Extracted records:
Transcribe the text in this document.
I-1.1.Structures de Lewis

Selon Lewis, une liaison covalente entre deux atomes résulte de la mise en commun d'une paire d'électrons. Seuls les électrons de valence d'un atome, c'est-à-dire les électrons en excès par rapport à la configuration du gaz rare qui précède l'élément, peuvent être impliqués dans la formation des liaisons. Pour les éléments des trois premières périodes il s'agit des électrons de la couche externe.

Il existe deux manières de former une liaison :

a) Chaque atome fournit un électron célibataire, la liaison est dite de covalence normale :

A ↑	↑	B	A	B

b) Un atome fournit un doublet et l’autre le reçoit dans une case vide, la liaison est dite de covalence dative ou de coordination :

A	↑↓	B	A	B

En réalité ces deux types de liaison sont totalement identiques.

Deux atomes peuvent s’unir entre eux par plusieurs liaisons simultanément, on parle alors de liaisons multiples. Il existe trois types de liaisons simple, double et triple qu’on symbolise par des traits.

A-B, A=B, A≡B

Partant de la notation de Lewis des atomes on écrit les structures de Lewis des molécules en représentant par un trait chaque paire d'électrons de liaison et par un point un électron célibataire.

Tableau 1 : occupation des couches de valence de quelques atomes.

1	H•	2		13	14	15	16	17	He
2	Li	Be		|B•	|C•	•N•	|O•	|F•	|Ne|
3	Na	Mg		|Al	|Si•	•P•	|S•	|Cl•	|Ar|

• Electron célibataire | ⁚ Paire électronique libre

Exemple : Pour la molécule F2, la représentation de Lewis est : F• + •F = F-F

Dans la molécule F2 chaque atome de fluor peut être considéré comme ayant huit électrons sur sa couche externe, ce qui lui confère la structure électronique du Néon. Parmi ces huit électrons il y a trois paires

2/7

---

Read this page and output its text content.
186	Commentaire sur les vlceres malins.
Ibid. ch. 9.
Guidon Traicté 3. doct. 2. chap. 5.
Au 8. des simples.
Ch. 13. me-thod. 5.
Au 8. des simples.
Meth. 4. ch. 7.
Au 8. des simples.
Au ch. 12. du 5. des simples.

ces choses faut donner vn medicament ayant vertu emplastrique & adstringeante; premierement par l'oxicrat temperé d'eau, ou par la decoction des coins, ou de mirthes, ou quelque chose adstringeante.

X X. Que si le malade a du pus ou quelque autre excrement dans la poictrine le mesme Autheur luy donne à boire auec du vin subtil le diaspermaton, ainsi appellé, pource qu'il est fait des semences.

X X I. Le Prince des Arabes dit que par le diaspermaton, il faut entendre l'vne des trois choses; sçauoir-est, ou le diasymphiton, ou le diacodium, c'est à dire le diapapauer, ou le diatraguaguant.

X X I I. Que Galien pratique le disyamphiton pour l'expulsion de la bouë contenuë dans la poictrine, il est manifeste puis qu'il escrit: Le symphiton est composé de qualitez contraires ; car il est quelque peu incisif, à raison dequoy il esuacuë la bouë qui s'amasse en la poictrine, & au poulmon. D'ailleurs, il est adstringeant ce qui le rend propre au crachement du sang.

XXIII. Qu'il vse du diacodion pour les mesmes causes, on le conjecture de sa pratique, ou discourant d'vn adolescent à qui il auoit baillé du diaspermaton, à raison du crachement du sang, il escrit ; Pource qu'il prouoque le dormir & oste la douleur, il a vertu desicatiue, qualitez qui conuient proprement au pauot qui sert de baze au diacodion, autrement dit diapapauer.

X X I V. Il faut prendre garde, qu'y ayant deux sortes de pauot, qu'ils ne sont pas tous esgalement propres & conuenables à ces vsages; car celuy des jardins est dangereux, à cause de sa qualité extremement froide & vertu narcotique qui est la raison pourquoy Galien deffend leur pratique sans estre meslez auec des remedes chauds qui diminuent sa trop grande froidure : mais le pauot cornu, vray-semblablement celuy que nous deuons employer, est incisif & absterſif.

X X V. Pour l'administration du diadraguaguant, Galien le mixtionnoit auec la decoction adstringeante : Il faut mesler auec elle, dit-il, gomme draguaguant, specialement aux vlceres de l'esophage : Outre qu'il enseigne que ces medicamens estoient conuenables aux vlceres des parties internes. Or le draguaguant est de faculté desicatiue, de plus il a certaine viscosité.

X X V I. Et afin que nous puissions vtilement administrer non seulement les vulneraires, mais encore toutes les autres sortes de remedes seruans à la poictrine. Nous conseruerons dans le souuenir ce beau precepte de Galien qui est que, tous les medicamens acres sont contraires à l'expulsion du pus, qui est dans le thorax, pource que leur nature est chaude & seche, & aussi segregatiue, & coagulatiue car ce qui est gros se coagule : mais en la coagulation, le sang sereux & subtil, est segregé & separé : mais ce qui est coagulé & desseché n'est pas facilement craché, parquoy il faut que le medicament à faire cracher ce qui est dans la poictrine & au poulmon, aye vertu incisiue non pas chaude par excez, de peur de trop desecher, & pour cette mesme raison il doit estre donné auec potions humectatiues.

* * *

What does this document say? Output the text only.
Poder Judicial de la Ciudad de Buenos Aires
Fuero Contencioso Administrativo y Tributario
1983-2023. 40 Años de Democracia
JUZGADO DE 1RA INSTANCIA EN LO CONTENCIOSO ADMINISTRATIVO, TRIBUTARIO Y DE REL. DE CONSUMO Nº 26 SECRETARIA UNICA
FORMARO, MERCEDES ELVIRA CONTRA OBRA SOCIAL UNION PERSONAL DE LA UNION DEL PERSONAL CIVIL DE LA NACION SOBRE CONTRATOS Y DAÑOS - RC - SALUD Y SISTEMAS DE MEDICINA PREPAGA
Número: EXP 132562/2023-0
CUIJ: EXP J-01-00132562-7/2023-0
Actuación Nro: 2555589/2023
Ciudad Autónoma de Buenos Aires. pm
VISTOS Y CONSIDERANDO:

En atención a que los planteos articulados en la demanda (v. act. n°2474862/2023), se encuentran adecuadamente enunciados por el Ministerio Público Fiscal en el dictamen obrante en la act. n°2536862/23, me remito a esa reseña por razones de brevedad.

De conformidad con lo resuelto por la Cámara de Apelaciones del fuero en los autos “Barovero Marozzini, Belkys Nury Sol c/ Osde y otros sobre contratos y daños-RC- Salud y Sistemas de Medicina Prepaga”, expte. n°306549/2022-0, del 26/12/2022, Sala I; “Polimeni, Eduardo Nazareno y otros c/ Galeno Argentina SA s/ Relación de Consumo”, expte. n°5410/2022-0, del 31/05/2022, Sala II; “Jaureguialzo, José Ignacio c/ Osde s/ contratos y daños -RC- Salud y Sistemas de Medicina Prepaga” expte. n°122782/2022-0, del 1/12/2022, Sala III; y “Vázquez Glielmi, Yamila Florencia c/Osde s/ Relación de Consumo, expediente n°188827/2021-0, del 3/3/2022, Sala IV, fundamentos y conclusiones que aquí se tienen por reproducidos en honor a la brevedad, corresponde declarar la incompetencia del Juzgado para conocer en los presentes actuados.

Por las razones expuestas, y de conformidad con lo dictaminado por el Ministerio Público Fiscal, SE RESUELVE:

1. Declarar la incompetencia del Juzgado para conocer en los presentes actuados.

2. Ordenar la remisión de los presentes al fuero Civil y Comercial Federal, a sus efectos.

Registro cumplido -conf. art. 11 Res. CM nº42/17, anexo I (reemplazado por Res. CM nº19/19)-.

▶ **Task to complete**:
Which lines of the data include "Buenos"? Copy each of them.

▶ **Reply to the exercise**:
Poder Judicial de la Ciudad de Buenos Aires
Ciudad Autónoma de Buenos Aires. pm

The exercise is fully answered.